Data excerpts:
☆ ☆ ☆ ☆ ☆ ☆ ☆
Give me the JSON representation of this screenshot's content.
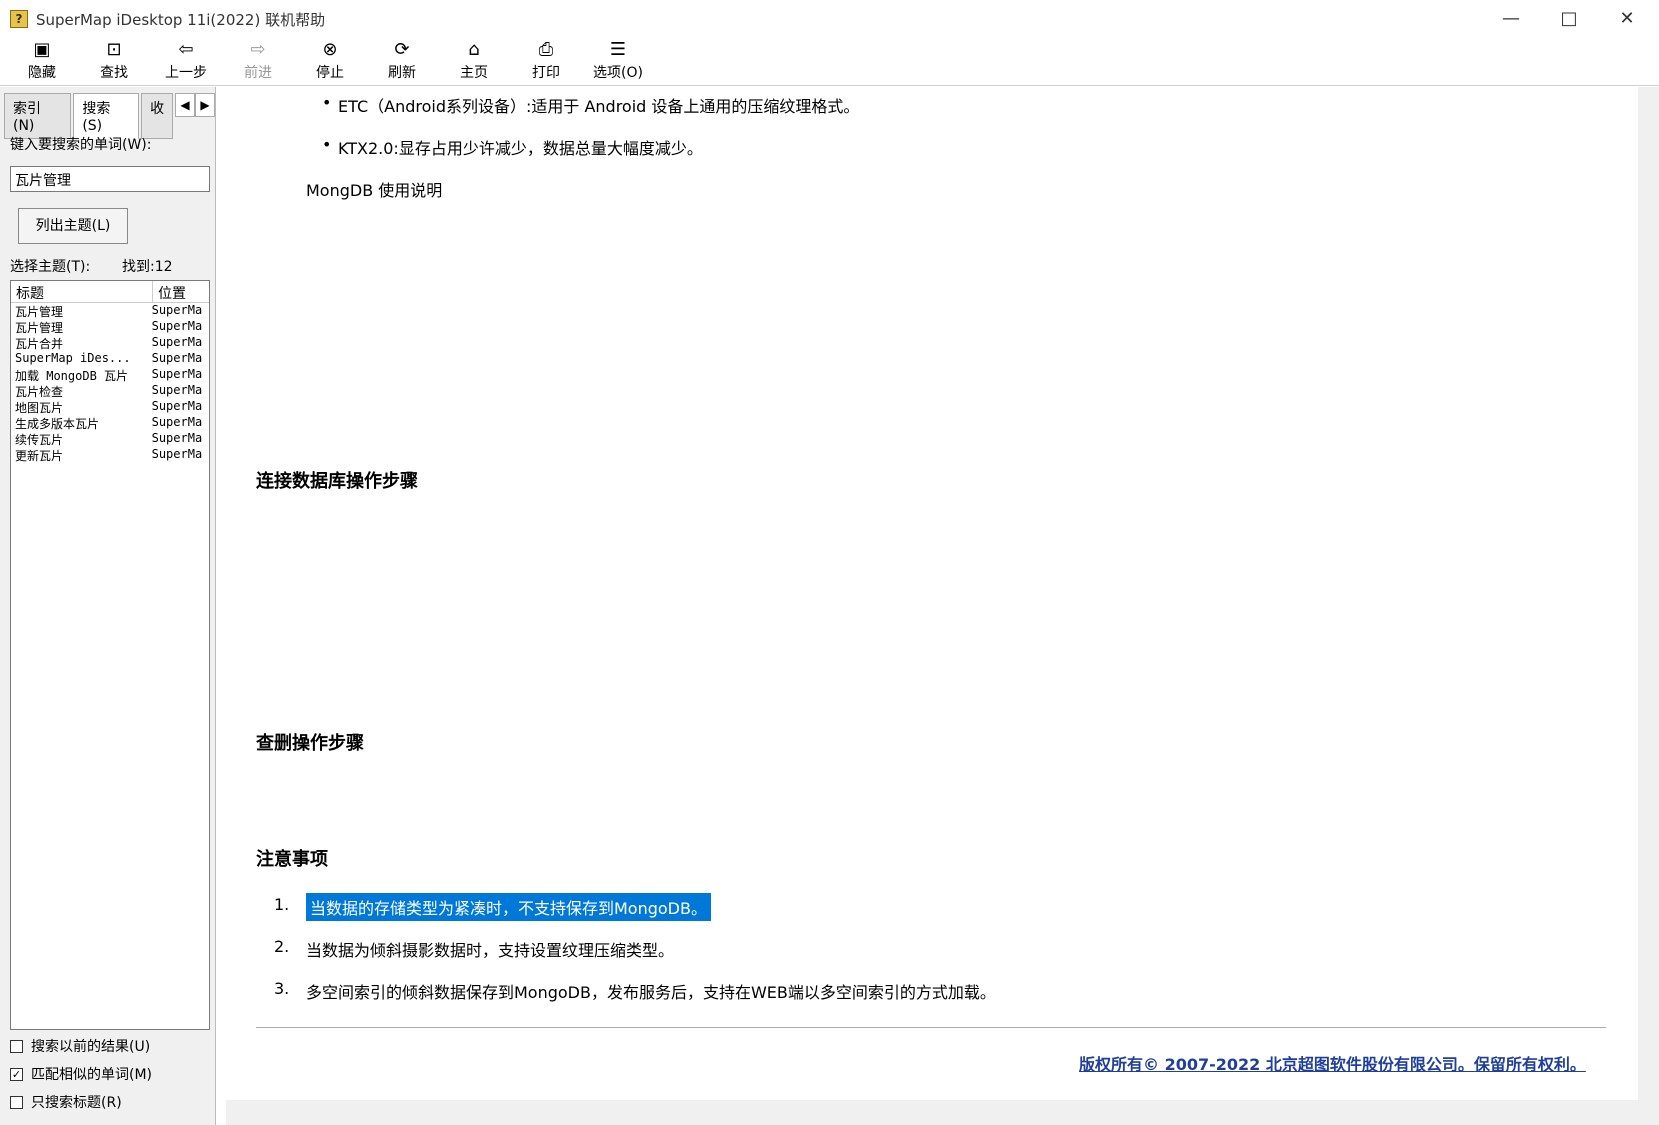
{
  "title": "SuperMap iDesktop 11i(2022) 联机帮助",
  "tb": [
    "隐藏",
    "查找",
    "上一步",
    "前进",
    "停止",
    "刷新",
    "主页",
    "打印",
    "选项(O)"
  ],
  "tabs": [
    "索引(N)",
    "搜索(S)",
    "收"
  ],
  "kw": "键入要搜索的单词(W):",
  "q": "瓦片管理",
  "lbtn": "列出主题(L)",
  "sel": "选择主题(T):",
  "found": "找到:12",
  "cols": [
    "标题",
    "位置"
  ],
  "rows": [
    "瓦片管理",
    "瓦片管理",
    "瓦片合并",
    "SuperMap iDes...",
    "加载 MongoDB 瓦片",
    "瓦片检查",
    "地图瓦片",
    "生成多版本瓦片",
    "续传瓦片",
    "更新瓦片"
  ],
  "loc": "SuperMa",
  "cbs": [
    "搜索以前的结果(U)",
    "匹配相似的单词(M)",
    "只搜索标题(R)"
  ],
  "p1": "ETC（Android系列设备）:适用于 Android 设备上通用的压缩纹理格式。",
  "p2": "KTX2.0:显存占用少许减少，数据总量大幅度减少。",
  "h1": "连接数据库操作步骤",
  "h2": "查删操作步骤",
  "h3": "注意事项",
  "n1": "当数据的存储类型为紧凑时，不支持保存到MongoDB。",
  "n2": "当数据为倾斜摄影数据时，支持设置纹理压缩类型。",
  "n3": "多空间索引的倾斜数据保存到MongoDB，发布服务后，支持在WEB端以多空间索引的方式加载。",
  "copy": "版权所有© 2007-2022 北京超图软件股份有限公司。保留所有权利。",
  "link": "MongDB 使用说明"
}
☆ ☆ ☆ ☆ ☆ ☆ ☆
WHAT IS BEING ASKED:
The answer is a single number, the count of lines in the records that contain the string "SuperMap".

RESULT:
2